**INSTRUCTIONS TO FOLLOW**:
Within the material below, find each line bearing the word "England" and present it.

____

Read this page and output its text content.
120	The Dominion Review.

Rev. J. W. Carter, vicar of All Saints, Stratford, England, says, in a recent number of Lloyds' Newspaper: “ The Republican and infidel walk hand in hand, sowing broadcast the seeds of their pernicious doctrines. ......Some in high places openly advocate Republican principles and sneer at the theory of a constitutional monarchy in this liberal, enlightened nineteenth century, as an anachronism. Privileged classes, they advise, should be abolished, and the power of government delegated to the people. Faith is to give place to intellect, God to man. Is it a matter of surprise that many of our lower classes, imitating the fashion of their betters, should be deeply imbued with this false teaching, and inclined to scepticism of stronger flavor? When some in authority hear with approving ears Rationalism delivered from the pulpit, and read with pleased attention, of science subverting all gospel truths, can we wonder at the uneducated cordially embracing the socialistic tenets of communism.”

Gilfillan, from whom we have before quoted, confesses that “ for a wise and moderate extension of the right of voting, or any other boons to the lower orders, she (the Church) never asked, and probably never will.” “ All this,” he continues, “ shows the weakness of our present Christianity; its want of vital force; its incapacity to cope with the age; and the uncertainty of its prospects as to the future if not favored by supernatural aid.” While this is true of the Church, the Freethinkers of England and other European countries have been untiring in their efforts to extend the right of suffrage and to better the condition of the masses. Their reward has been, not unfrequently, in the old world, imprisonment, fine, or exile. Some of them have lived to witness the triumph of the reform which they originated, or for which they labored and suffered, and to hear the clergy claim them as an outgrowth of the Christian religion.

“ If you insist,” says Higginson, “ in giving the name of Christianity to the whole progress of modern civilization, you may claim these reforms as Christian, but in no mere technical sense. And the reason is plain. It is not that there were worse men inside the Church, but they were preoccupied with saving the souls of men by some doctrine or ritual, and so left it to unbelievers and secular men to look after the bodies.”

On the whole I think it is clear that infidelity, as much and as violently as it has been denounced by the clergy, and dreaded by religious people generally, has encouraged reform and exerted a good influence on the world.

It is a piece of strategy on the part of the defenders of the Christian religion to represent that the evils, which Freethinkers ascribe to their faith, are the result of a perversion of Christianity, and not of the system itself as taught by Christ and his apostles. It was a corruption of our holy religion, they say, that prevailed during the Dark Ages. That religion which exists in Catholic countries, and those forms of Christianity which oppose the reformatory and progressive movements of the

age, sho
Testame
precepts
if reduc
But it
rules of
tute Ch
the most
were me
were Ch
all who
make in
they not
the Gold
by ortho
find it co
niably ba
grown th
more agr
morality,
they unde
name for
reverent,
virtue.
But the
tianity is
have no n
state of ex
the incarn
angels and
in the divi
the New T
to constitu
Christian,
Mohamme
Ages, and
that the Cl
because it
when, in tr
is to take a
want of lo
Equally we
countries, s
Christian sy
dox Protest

____

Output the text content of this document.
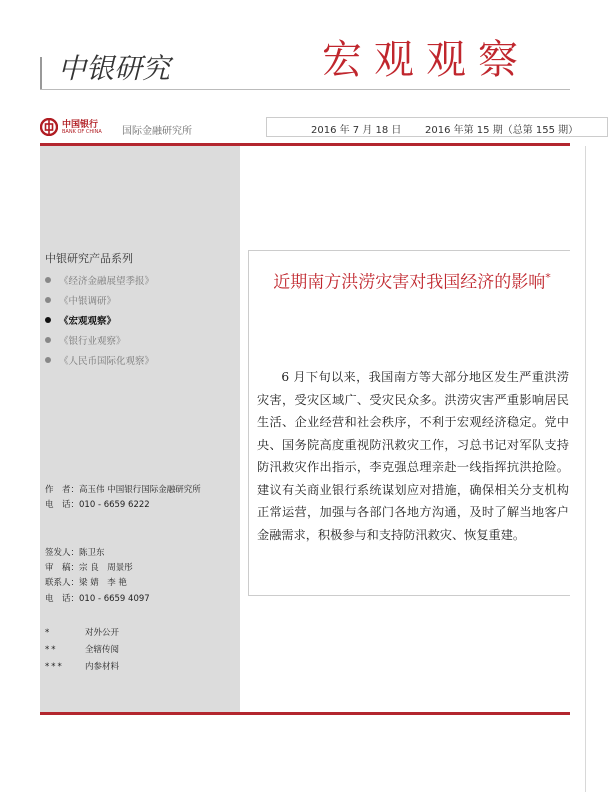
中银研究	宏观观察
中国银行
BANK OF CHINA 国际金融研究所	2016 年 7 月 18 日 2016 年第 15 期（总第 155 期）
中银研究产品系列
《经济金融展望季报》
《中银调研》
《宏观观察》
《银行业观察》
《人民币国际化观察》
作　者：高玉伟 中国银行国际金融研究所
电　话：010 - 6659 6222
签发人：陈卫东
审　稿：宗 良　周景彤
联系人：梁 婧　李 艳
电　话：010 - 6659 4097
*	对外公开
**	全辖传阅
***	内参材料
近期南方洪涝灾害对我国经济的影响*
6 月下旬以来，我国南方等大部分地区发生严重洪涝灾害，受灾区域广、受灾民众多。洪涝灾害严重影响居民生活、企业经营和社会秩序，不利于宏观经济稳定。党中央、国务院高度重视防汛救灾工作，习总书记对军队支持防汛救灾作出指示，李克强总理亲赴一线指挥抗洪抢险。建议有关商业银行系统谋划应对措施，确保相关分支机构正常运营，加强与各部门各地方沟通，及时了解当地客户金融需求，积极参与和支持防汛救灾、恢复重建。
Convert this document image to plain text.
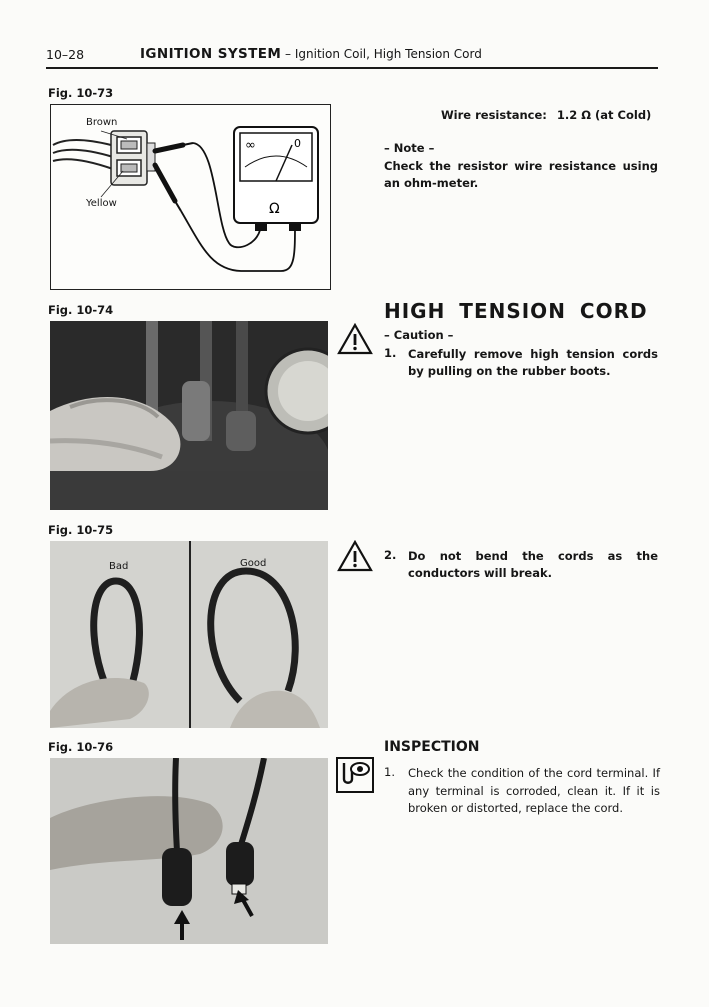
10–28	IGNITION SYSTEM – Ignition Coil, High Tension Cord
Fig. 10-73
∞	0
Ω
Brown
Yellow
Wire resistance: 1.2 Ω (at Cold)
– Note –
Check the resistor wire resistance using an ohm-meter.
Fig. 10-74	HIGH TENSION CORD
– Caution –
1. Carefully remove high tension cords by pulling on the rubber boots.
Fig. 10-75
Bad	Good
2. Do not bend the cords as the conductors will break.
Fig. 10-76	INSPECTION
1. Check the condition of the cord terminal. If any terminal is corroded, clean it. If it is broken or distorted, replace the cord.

____

**OUTPUT FOR THIS TASK**:
Rev. J. W. Carter, vicar of All Saints, Stratford, England, says, in a recent number of Lloyds' Newspaper: “ The Republican and infidel walk hand in hand, sowing broadcast the seeds of their pernicious doctrines. ......Some in high places openly advocate Republican principles and sneer at the theory of a constitutional monarchy in this liberal, enlightened nineteenth century, as an anachronism. Privileged classes, they advise, should be abolished, and the power of government delegated to the people. Faith is to give place to intellect, God to man. Is it a matter of surprise that many of our lower classes, imitating the fashion of their betters, should be deeply imbued with this false teaching, and inclined to scepticism of stronger flavor? When some in authority hear with approving ears Rationalism delivered from the pulpit, and read with pleased attention, of science subverting all gospel truths, can we wonder at the uneducated cordially embracing the socialistic tenets of communism.”
Gilfillan, from whom we have before quoted, confesses that “ for a wise and moderate extension of the right of voting, or any other boons to the lower orders, she (the Church) never asked, and probably never will.” “ All this,” he continues, “ shows the weakness of our present Christianity; its want of vital force; its incapacity to cope with the age; and the uncertainty of its prospects as to the future if not favored by supernatural aid.” While this is true of the Church, the Freethinkers of England and other European countries have been untiring in their efforts to extend the right of suffrage and to better the condition of the masses. Their reward has been, not unfrequently, in the old world, imprisonment, fine, or exile. Some of them have lived to witness the triumph of the reform which they originated, or for which they labored and suffered, and to hear the clergy claim them as an outgrowth of the Christian religion.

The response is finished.